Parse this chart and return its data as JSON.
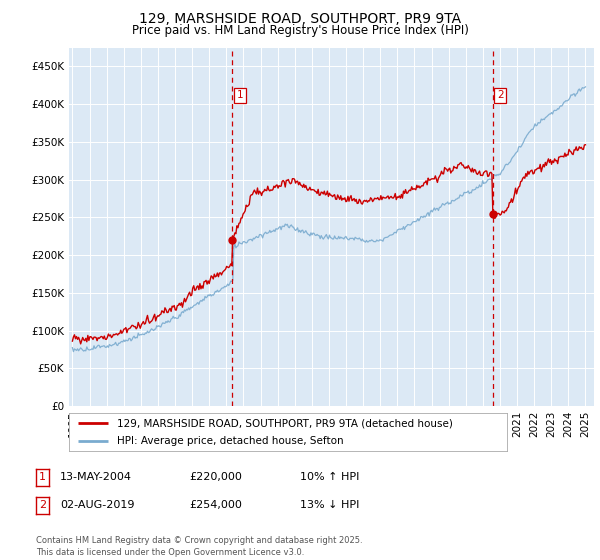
{
  "title": "129, MARSHSIDE ROAD, SOUTHPORT, PR9 9TA",
  "subtitle": "Price paid vs. HM Land Registry's House Price Index (HPI)",
  "ylim": [
    0,
    475000
  ],
  "yticks": [
    0,
    50000,
    100000,
    150000,
    200000,
    250000,
    300000,
    350000,
    400000,
    450000
  ],
  "ytick_labels": [
    "£0",
    "£50K",
    "£100K",
    "£150K",
    "£200K",
    "£250K",
    "£300K",
    "£350K",
    "£400K",
    "£450K"
  ],
  "xlim_start": 1994.8,
  "xlim_end": 2025.5,
  "plot_bg_color": "#dce9f5",
  "fig_bg_color": "#ffffff",
  "red_line_color": "#cc0000",
  "blue_line_color": "#7aabcf",
  "vline_color": "#cc0000",
  "marker1_year": 2004.36,
  "marker2_year": 2019.58,
  "dot1_price": 220000,
  "dot2_price": 254000,
  "legend_line1": "129, MARSHSIDE ROAD, SOUTHPORT, PR9 9TA (detached house)",
  "legend_line2": "HPI: Average price, detached house, Sefton",
  "annotation1_date": "13-MAY-2004",
  "annotation1_price": "£220,000",
  "annotation1_hpi": "10% ↑ HPI",
  "annotation2_date": "02-AUG-2019",
  "annotation2_price": "£254,000",
  "annotation2_hpi": "13% ↓ HPI",
  "footer": "Contains HM Land Registry data © Crown copyright and database right 2025.\nThis data is licensed under the Open Government Licence v3.0.",
  "title_fontsize": 10,
  "subtitle_fontsize": 8.5,
  "tick_fontsize": 7.5,
  "legend_fontsize": 7.5,
  "annotation_fontsize": 8,
  "footer_fontsize": 6
}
────────────────────────────────────────
In the entries above, find every line with the word "ROAD" and list it.

**Answer to this task**
  "title": "129, MARSHSIDE ROAD, SOUTHPORT, PR9 9TA",
  "legend_line1": "129, MARSHSIDE ROAD, SOUTHPORT, PR9 9TA (detached house)",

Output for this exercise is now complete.